__What is asked__
Copy, word for word, the part of the Kananaskis Improvement District budget article starting at "The draft operating budget totals" and ending at "in the budget.".

An interim operating budget for Kananaskis Improvement District iw set at an eight per cent tax increase for 2023.
But council will return in January to further debate the municipal capital plan and 2023-25 operating budget, with $1.49 million in taxation revenue being required to deliver service levels being considered in the draft operating budget's first year.
The increase, if approved by council, would serve as an eight per cent jump in taxes collected compared to 2022 and 11 per cent from 2021.
Council passed an interim 2023 operating budget at its Dec. 13 council meeting, allowing further time for debate and for administration to explore amortization impacts to the budget, in addition to receiving updated property assessments which will help dictate residential and non-residential tax rates.
“We’ve worked really hard to try to figure out a way to get this budget to a palatable place,” said council chair Melanie Gnyp, also part of the budget and audit committee that worked with administration on the draft budget. “We’re still looking at an 11 per cent increase, which is a lot. I know that some of our neighbours down the road have higher ones, but it’s a lot.”
The draft operating budget totals $2.42 million for 2023 and introduced municipal mill rate comparisons, but did not elaborate on what that could mean for residential tax rates year-over-year to meet the required revenue to deliver the service levels considered in the budget.
“Preliminarily, analysis has been done in the background, but we don’t have enough information to bring here today to give a good understanding of what that looks like,” said CAO Keiran Dowling. “Which is why we used the general municipal rate, because we understood that based on the property assessments that we have.”

__Given records__
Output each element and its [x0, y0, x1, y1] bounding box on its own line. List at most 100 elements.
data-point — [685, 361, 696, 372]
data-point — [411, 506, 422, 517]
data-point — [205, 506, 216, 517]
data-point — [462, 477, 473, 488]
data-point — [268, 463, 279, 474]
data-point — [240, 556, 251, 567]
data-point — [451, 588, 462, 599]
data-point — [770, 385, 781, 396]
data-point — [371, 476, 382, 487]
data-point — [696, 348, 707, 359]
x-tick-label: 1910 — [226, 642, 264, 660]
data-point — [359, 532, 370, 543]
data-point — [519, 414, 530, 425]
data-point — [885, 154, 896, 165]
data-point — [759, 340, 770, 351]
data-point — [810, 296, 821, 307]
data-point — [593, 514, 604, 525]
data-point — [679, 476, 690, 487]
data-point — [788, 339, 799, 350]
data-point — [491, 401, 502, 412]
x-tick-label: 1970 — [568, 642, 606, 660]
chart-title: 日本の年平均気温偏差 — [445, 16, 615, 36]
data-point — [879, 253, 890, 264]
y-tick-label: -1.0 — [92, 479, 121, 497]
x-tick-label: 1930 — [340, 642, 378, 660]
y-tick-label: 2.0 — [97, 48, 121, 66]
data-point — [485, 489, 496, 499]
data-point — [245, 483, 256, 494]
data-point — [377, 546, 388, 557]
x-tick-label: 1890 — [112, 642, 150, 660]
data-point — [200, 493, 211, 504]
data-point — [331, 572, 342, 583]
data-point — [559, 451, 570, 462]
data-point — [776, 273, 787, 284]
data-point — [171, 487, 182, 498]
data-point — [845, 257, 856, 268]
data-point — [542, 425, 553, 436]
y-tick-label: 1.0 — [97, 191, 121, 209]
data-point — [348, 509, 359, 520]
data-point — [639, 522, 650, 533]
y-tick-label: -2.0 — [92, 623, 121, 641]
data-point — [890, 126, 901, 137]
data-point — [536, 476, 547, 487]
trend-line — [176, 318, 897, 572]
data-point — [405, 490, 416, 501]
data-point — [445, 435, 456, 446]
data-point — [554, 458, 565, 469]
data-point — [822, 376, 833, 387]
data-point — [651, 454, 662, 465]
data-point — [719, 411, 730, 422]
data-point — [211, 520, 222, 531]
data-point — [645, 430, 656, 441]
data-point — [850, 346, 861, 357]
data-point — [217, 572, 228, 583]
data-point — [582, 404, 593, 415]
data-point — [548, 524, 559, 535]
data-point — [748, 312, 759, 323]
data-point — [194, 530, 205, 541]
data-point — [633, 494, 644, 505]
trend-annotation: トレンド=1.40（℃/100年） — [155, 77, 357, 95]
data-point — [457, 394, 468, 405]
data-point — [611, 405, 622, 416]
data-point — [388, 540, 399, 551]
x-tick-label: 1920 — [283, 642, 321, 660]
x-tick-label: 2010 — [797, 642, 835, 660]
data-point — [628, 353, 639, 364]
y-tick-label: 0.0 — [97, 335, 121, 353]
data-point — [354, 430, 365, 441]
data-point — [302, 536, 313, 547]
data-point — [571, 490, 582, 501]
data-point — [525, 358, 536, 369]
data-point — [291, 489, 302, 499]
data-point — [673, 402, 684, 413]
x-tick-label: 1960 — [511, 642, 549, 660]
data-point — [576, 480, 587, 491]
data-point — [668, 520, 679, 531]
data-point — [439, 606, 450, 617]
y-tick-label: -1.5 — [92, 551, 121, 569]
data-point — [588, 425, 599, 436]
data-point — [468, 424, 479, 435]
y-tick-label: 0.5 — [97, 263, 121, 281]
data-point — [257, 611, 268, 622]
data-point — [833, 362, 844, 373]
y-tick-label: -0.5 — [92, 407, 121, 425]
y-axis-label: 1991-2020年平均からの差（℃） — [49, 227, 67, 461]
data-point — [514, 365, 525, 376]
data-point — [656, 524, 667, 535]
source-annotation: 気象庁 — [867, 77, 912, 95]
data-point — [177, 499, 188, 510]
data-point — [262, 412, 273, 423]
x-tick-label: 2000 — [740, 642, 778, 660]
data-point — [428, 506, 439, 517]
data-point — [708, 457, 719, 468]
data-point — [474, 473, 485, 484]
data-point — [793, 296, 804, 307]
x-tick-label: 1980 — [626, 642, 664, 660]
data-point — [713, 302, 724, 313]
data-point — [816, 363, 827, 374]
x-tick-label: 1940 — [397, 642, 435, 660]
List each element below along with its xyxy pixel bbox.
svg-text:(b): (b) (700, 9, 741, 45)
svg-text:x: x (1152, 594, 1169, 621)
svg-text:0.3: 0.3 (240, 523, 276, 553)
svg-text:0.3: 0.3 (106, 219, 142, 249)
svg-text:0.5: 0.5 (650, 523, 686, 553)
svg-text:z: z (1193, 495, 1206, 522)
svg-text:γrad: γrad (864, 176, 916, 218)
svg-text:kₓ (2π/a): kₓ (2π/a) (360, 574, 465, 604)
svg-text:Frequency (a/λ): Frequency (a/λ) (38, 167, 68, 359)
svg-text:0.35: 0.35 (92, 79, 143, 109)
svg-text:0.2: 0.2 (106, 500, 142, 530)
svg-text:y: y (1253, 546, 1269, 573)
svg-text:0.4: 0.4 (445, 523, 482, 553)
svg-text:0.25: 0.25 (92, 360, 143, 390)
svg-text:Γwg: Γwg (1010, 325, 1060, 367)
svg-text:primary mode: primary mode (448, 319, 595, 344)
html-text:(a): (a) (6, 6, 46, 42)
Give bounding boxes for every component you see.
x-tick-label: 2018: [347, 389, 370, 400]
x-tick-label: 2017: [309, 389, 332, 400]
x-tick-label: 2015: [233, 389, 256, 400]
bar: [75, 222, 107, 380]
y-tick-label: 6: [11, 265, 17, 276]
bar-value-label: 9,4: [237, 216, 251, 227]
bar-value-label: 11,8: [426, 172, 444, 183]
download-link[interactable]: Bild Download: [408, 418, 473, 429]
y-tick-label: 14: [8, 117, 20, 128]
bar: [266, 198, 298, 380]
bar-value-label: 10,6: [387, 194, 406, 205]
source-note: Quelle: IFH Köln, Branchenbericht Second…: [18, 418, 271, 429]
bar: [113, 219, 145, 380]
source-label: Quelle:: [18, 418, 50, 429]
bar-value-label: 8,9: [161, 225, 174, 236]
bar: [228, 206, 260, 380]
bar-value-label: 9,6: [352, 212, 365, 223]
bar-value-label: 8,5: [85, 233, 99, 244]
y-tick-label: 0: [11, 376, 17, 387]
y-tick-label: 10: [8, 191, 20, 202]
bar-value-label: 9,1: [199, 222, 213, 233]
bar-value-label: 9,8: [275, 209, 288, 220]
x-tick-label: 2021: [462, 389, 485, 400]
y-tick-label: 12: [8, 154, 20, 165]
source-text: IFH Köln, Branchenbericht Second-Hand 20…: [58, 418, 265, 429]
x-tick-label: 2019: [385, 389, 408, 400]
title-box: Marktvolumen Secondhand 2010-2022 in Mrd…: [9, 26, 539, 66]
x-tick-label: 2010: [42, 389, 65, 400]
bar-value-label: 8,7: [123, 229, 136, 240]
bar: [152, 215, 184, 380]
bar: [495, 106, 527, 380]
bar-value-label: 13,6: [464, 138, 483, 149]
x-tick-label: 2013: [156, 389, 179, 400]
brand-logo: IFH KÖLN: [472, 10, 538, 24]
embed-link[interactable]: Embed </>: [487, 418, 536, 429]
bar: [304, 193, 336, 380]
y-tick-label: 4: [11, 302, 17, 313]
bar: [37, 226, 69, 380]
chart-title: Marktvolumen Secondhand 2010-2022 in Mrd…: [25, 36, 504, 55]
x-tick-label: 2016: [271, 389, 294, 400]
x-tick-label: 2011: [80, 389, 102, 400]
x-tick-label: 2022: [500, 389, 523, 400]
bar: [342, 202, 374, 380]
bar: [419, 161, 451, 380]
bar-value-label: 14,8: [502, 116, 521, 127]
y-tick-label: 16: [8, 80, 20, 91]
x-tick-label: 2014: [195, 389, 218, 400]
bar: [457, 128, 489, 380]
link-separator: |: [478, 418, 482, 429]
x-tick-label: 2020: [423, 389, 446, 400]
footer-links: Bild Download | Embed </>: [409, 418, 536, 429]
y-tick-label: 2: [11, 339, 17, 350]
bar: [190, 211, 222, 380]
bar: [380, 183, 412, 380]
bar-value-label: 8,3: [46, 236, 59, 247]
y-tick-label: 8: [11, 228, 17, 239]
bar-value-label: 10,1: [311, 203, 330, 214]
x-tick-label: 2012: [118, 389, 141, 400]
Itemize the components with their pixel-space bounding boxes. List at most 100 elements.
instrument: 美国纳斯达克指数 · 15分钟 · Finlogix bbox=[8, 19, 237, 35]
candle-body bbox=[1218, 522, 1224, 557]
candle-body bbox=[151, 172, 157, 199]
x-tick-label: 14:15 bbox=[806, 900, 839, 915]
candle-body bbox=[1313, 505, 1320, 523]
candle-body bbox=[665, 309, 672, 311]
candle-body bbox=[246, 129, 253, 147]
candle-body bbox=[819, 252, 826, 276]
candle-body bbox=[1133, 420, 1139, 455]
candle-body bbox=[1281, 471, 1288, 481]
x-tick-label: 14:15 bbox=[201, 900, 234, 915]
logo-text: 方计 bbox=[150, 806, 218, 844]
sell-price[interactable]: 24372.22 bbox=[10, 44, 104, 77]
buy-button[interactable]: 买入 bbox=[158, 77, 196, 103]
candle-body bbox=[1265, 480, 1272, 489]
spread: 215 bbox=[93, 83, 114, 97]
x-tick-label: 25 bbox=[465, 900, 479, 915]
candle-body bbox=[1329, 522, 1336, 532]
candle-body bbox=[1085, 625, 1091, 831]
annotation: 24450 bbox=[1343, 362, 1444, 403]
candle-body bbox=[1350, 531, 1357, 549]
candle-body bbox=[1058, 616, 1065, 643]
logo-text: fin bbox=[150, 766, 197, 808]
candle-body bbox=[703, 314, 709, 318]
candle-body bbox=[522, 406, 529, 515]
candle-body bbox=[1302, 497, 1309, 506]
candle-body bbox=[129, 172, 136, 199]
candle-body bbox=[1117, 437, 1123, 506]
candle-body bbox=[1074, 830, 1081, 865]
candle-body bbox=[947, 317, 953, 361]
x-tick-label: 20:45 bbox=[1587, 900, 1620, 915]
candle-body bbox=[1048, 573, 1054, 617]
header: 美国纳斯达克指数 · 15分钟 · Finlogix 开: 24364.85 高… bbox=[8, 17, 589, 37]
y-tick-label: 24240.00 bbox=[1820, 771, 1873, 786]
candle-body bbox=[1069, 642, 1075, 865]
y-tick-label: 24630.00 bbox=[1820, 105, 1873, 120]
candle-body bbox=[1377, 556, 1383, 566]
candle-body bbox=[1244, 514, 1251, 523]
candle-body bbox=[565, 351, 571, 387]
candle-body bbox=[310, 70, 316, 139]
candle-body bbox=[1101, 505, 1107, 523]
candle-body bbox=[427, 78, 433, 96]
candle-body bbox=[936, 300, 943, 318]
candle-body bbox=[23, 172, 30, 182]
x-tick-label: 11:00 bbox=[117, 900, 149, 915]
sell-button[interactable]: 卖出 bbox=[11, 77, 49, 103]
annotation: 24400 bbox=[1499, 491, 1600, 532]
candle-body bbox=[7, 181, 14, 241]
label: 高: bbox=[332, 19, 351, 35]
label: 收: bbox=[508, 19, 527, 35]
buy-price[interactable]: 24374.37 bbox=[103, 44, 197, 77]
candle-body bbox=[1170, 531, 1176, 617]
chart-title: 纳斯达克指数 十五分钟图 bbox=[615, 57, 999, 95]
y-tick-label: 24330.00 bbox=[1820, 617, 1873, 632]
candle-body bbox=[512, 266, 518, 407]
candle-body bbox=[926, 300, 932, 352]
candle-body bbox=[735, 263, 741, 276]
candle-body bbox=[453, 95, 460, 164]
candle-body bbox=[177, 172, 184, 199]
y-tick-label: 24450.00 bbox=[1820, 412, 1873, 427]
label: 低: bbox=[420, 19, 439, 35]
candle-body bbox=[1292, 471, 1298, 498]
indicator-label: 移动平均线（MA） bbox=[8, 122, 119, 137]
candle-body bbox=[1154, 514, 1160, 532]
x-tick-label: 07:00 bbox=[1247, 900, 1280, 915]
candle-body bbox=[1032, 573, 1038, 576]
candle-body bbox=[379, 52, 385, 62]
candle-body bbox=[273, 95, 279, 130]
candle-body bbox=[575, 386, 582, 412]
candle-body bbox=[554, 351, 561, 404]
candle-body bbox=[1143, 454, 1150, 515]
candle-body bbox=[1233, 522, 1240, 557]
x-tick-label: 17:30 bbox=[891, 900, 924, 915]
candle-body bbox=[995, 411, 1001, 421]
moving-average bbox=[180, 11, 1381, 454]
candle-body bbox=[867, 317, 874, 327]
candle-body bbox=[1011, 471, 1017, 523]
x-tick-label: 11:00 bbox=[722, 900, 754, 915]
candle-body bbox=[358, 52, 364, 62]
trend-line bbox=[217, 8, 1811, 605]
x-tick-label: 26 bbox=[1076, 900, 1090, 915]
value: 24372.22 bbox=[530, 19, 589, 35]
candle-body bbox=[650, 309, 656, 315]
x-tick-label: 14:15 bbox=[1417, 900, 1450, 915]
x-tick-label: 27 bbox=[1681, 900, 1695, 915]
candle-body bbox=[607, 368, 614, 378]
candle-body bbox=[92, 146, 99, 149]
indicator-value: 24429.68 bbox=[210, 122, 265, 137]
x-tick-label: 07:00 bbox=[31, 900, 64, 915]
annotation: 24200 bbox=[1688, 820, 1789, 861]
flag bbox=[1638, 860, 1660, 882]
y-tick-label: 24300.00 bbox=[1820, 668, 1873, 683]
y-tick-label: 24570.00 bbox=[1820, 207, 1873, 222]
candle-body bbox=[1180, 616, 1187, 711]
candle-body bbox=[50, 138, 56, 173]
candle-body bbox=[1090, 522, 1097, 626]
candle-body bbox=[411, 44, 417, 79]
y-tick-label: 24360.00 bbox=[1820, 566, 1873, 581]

__Solution__
The draft operating budget totals $2.42 million for 2023 and introduced municipal mill rate comparisons, but did not elaborate on what that could mean for residential tax rates year-over-year to meet the required revenue to deliver the service levels considered in the budget.